Your goal
Write out each line that follows exactly as it stands, without the pictures.
+++ Input records
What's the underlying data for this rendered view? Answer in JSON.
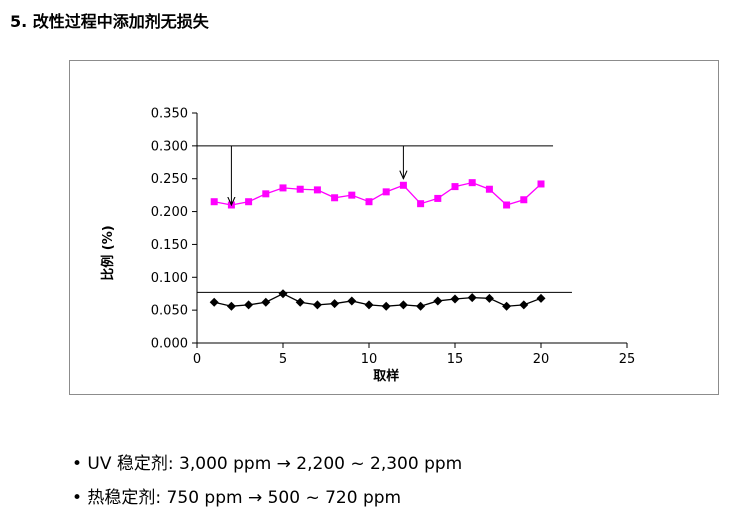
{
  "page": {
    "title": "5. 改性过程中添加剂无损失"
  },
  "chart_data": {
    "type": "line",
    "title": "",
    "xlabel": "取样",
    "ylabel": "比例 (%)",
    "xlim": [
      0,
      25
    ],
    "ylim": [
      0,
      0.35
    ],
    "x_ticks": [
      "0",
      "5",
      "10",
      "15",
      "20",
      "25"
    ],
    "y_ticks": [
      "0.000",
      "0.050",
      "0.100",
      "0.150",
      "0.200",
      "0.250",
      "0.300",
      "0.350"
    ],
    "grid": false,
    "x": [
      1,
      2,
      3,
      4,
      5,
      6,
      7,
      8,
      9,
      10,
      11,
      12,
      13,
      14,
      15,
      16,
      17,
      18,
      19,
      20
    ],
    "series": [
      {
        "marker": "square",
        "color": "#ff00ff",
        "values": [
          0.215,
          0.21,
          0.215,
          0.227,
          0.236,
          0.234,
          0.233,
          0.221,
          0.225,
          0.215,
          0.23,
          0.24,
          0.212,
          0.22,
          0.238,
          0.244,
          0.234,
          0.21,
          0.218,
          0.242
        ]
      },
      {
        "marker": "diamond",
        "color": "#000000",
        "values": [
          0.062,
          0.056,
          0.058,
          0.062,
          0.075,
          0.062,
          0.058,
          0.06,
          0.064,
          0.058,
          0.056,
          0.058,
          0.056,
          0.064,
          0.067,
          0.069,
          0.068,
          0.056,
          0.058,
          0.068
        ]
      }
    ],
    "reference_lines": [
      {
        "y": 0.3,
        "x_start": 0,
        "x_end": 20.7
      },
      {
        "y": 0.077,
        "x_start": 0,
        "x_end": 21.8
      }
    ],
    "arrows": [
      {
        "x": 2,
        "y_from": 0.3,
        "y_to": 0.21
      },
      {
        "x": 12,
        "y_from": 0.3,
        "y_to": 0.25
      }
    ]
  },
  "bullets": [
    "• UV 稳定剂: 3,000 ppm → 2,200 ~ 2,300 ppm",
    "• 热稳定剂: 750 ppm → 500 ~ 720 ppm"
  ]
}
++++++
Worked answer
What's the underlying data for this rendered view? Answer in JSON.
{
  "page": {
    "title": "5. 改性过程中添加剂无损失"
  },
  "chart_data": {
    "type": "line",
    "title": "",
    "xlabel": "取样",
    "ylabel": "比例 (%)",
    "xlim": [
      0,
      25
    ],
    "ylim": [
      0,
      0.35
    ],
    "x_ticks": [
      "0",
      "5",
      "10",
      "15",
      "20",
      "25"
    ],
    "y_ticks": [
      "0.000",
      "0.050",
      "0.100",
      "0.150",
      "0.200",
      "0.250",
      "0.300",
      "0.350"
    ],
    "grid": false,
    "x": [
      1,
      2,
      3,
      4,
      5,
      6,
      7,
      8,
      9,
      10,
      11,
      12,
      13,
      14,
      15,
      16,
      17,
      18,
      19,
      20
    ],
    "series": [
      {
        "marker": "square",
        "color": "#ff00ff",
        "values": [
          0.215,
          0.21,
          0.215,
          0.227,
          0.236,
          0.234,
          0.233,
          0.221,
          0.225,
          0.215,
          0.23,
          0.24,
          0.212,
          0.22,
          0.238,
          0.244,
          0.234,
          0.21,
          0.218,
          0.242
        ]
      },
      {
        "marker": "diamond",
        "color": "#000000",
        "values": [
          0.062,
          0.056,
          0.058,
          0.062,
          0.075,
          0.062,
          0.058,
          0.06,
          0.064,
          0.058,
          0.056,
          0.058,
          0.056,
          0.064,
          0.067,
          0.069,
          0.068,
          0.056,
          0.058,
          0.068
        ]
      }
    ],
    "reference_lines": [
      {
        "y": 0.3,
        "x_start": 0,
        "x_end": 20.7
      },
      {
        "y": 0.077,
        "x_start": 0,
        "x_end": 21.8
      }
    ],
    "arrows": [
      {
        "x": 2,
        "y_from": 0.3,
        "y_to": 0.21
      },
      {
        "x": 12,
        "y_from": 0.3,
        "y_to": 0.25
      }
    ]
  },
  "bullets": [
    "• UV 稳定剂: 3,000 ppm → 2,200 ~ 2,300 ppm",
    "• 热稳定剂: 750 ppm → 500 ~ 720 ppm"
  ]
}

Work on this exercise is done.